Objective: Search the records below for the word "mineral". Pull out each line that has it.
── Data to use
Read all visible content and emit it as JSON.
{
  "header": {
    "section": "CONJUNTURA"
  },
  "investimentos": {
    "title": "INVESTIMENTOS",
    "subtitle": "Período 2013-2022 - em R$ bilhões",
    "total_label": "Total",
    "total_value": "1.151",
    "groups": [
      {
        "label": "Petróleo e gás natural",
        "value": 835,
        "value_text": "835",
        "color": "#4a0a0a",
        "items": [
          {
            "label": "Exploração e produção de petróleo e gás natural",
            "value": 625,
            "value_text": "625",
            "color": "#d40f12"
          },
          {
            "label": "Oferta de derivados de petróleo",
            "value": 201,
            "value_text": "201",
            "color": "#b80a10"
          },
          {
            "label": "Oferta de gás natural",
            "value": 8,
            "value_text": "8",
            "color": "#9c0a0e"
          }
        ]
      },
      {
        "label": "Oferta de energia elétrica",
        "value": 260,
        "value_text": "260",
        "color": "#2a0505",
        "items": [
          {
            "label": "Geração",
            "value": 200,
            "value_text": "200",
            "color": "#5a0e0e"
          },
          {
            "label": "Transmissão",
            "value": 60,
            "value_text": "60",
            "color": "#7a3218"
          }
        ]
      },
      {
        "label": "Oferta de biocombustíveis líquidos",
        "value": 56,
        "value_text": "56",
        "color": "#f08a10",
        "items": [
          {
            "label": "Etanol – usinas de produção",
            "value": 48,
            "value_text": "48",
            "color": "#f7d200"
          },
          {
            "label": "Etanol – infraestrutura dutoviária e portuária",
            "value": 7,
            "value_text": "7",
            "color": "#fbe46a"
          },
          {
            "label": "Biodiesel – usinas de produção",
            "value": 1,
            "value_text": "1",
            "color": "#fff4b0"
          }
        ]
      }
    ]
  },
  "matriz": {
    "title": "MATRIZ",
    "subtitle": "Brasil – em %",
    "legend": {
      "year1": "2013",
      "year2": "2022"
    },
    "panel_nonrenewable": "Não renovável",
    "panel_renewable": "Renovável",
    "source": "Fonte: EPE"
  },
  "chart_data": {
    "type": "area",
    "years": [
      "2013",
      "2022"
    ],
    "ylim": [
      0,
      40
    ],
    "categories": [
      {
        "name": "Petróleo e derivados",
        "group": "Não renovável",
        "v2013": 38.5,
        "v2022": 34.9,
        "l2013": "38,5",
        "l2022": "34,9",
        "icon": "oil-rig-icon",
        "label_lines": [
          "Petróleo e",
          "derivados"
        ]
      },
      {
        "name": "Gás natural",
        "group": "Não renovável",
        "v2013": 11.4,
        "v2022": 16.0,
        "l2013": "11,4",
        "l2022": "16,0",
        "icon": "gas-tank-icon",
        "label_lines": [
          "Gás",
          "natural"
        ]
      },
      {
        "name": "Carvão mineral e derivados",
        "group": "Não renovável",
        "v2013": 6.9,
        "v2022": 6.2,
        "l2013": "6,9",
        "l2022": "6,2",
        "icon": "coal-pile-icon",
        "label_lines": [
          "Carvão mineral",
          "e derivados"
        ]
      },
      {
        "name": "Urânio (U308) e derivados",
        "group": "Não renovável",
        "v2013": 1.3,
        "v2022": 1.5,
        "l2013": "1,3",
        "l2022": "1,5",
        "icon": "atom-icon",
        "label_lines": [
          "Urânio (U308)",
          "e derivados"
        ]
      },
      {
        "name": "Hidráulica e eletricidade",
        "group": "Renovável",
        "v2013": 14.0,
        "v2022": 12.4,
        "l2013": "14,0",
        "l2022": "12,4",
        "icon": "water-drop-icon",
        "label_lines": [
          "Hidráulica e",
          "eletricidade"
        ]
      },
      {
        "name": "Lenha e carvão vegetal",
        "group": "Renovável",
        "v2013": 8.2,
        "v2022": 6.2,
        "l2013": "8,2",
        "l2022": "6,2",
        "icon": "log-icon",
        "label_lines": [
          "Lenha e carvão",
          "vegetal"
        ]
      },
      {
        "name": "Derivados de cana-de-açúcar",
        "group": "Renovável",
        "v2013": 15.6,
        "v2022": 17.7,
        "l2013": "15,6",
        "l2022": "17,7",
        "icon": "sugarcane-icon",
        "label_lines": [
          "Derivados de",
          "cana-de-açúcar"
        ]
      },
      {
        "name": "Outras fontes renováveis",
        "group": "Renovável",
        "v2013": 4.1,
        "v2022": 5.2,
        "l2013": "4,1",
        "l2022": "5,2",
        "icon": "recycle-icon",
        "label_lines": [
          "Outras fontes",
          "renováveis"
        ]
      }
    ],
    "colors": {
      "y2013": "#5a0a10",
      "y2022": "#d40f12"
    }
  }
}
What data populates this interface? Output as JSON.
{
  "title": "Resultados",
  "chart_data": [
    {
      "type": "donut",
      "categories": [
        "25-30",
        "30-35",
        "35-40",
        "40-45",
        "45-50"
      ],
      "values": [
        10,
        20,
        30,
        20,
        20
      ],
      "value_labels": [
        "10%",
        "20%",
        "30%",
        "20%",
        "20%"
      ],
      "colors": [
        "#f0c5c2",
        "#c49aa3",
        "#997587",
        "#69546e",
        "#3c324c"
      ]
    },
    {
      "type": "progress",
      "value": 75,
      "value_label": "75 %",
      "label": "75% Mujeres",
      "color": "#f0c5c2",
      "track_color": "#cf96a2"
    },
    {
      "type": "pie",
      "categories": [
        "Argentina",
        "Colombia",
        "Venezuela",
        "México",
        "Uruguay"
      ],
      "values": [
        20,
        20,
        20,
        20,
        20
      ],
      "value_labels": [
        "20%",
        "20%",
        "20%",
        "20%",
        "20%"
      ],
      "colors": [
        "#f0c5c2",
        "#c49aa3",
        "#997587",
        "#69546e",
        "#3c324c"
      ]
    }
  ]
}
────
Output of the exercise:
        "name": "Carvão mineral e derivados",
          "Carvão mineral",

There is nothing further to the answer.